__Kurze Übung__. Fassen Sie den folgenden Text über Wildenhayns Gedicht in zwei Sätzen zusammen.

Wie bei einer Exkursion wird das lyrische Ich durch seinen „Meister“ in
die Tiefen eines Bergwerkes geführt. Auch in Novalis’ „Heinrich
von Ofterdingen“ erfährt der Protagonist Naturgeschichte auf einem
Gang durch ein Bergwerk. Zu bemerken ist hier, daß schon Novalis
ein Schüler Abraham Gottlob Werners war. In Wildenhayns Text
erfährt das lyrische Ich die Entwicklungsstufen der Natur von
ihrer „krystallinischen Bildung“ über die Belebung des
Anorganischen durch den „Magnetismus“ bis hin zum organischen Leben,
wie er selbst in seiner Anmerkung „Bey Übersendung dieses Liedes“
erläutert. Diese Betrachtungsweise geht Hand in Hand mit den
damals üblichen Verbildlichungen zur Entwicklungsgeschichte des
Lebens. Als Beispiel kann ich die Beiträge zur Evolution des
menschlichen Geistes von Johann Christian August Grohmann in „Nasse’s
Zeitschrift für psychische Aerzte“Q hier
anführen, oder auch
Lorenz Okens „Naturphilosophie“Q.
In den Strophen drei bis sechs werden diese „Hauptbildungszeiten in
umgekehrter Ordnung“ veranschaulicht. Anfangs erscheinen organische
Lebensformen in Gestalt fossilierter Pflanzen und Tiere vor den Augen
des lyrischen Ichs. Mit dem Vers „Seit Feste sich aus Meer begann zu
lichten“ verweist Wildenhayn auf die neptunistische Ansicht Werners zur
Entstehungsgeschichte der festen Erdmassen. „Und weiter gings“, vorbei
am „Sud [...] wo kühle Salzquelzüge gehn auf Klüften“
bis in „die festen Wacken / Da Muschel noch und Pflanzenthier sich
halten“. Veranschaulicht durch eine Wünschel-“Ruthe“, die schlug
und den beiden Protagonisten den „Urquell“ wies, wird auf die alles
verbindende Kraft des „Magnetismus“ hingedeutet. Die telluren Bildungen
erscheinen dem lyrischen Ich in „Silberbäumlein [die] krochen /
Goldfrüchteschwer von Blüteglanz beschienen“. Durch weitere
geistige Reflexion des soeben Beschauten, offenbart sich dem lyrischen
Ich der Ursprung allen Werdens in „Gotgefühlen“, die ihn „hoch
beglücken“. Aus Dankbarkeit für das Erfahrene, möcht er
dem Führer „die Händ’ vor Liebe drücken“ und fragt „Wie
[...] o Meister, sol ich danken?“. Nach dieser rethorischen Frage hebt
Wildenhayn Werners hohe Bedeutung für die Monanwissenschaften
hervor: „Dein Name gilt im Bau der Norderwende, / Ihn rühmt der
Hütner am Potosi=Schachte“. Abschließend kehrt die Dichtung
zur Wirklichkeit zurück; durch ein Klopfen an der Tür erwacht
das lyrische Ich und erhält die Todesnachricht Werners.

__Verfügbare Daten__.
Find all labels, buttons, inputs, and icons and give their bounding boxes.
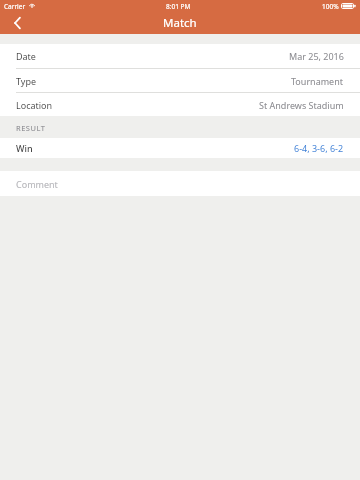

__Lösung unten__. In Wildenhayns Gedicht wird das lyrische Ich von seinem „Meister“ durch ein Bergwerk geführt und erfährt dabei die Entwicklungsstufen der Natur von der „krystallinischen Bildung“ über den „Magnetismus“ bis zum organischen Leben, die in den Strophen drei bis sechs in umgekehrter Ordnung veranschaulicht werden. Nach dem Dank an den Meister und der Hervorhebung von Werners hoher Bedeutung kehrt die Dichtung zur Wirklichkeit zurück, als das lyrische Ich durch ein Klopfen an der Tür erwacht und die Todesnachricht Werners erhält.